=== Recorded data ===

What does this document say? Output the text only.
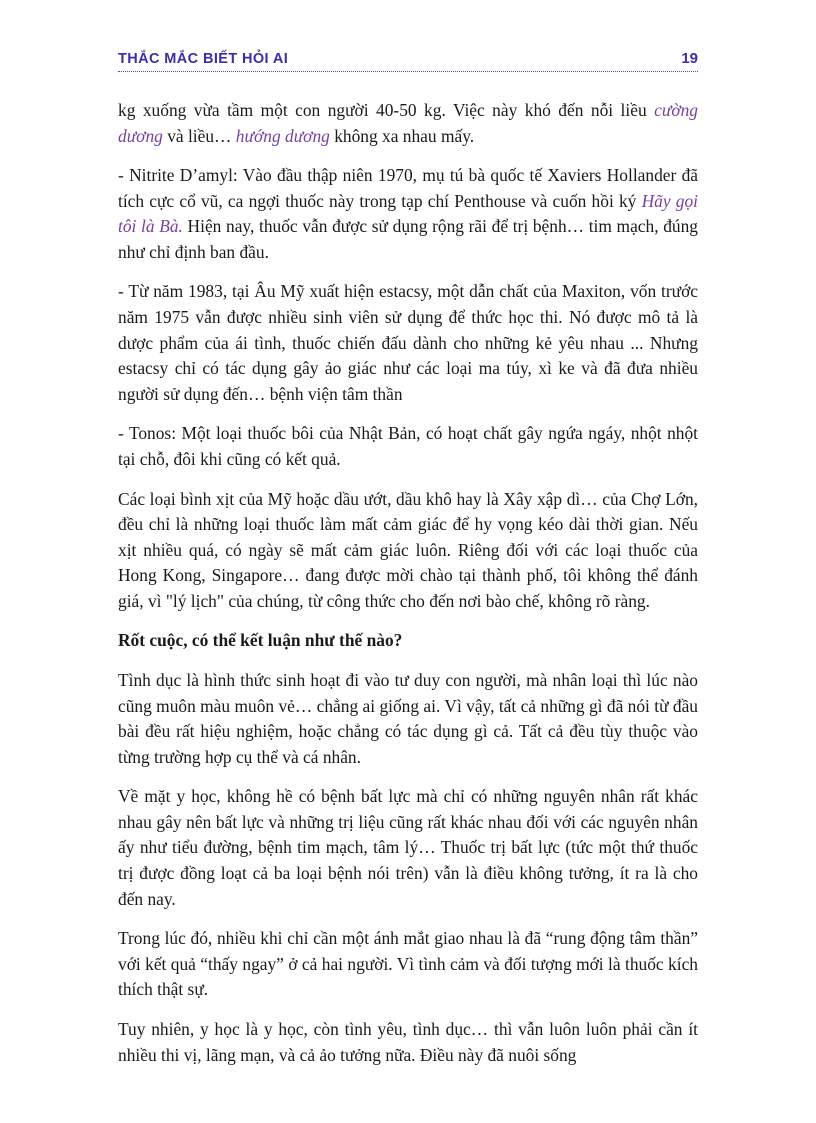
THẮC MẮC BIẾT HỎI AI	19

kg xuống vừa tầm một con người 40-50 kg. Việc này khó đến nỗi liều cường dương và liều… hướng dương không xa nhau mấy.

- Nitrite D’amyl: Vào đầu thập niên 1970, mụ tú bà quốc tế Xaviers Hollander đã tích cực cổ vũ, ca ngợi thuốc này trong tạp chí Penthouse và cuốn hồi ký Hãy gọi tôi là Bà. Hiện nay, thuốc vẫn được sử dụng rộng rãi để trị bệnh… tim mạch, đúng như chỉ định ban đầu.

- Từ năm 1983, tại Âu Mỹ xuất hiện estacsy, một dẫn chất của Maxiton, vốn trước năm 1975 vẫn được nhiều sinh viên sử dụng để thức học thi. Nó được mô tả là dược phẩm của ái tình, thuốc chiến đấu dành cho những kẻ yêu nhau ... Nhưng estacsy chỉ có tác dụng gây ảo giác như các loại ma túy, xì ke và đã đưa nhiều người sử dụng đến… bệnh viện tâm thần

- Tonos: Một loại thuốc bôi của Nhật Bản, có hoạt chất gây ngứa ngáy, nhột nhột tại chỗ, đôi khi cũng có kết quả.

Các loại bình xịt của Mỹ hoặc dầu ướt, dầu khô hay là Xây xập dì… của Chợ Lớn, đều chỉ là những loại thuốc làm mất cảm giác để hy vọng kéo dài thời gian. Nếu xịt nhiều quá, có ngày sẽ mất cảm giác luôn. Riêng đối với các loại thuốc của Hong Kong, Singapore… đang được mời chào tại thành phố, tôi không thể đánh giá, vì "lý lịch" của chúng, từ công thức cho đến nơi bào chế, không rõ ràng.

Rốt cuộc, có thể kết luận như thế nào?

Tình dục là hình thức sinh hoạt đi vào tư duy con người, mà nhân loại thì lúc nào cũng muôn màu muôn vẻ… chẳng ai giống ai. Vì vậy, tất cả những gì đã nói từ đầu bài đều rất hiệu nghiệm, hoặc chẳng có tác dụng gì cả. Tất cả đều tùy thuộc vào từng trường hợp cụ thể và cá nhân.

Về mặt y học, không hề có bệnh bất lực mà chỉ có những nguyên nhân rất khác nhau gây nên bất lực và những trị liệu cũng rất khác nhau đối với các nguyên nhân ấy như tiểu đường, bệnh tim mạch, tâm lý… Thuốc trị bất lực (tức một thứ thuốc trị được đồng loạt cả ba loại bệnh nói trên) vẫn là điều không tưởng, ít ra là cho đến nay.

Trong lúc đó, nhiều khi chỉ cần một ánh mắt giao nhau là đã “rung động tâm thần” với kết quả “thấy ngay” ở cả hai người. Vì tình cảm và đối tượng mới là thuốc kích thích thật sự.

Tuy nhiên, y học là y học, còn tình yêu, tình dục… thì vẫn luôn luôn phải cần ít nhiều thi vị, lãng mạn, và cả ảo tưởng nữa. Điều này đã nuôi sống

===

Given task
Say how many lines in the records hold "tưởng", with the number as the whole reply.

Written response
2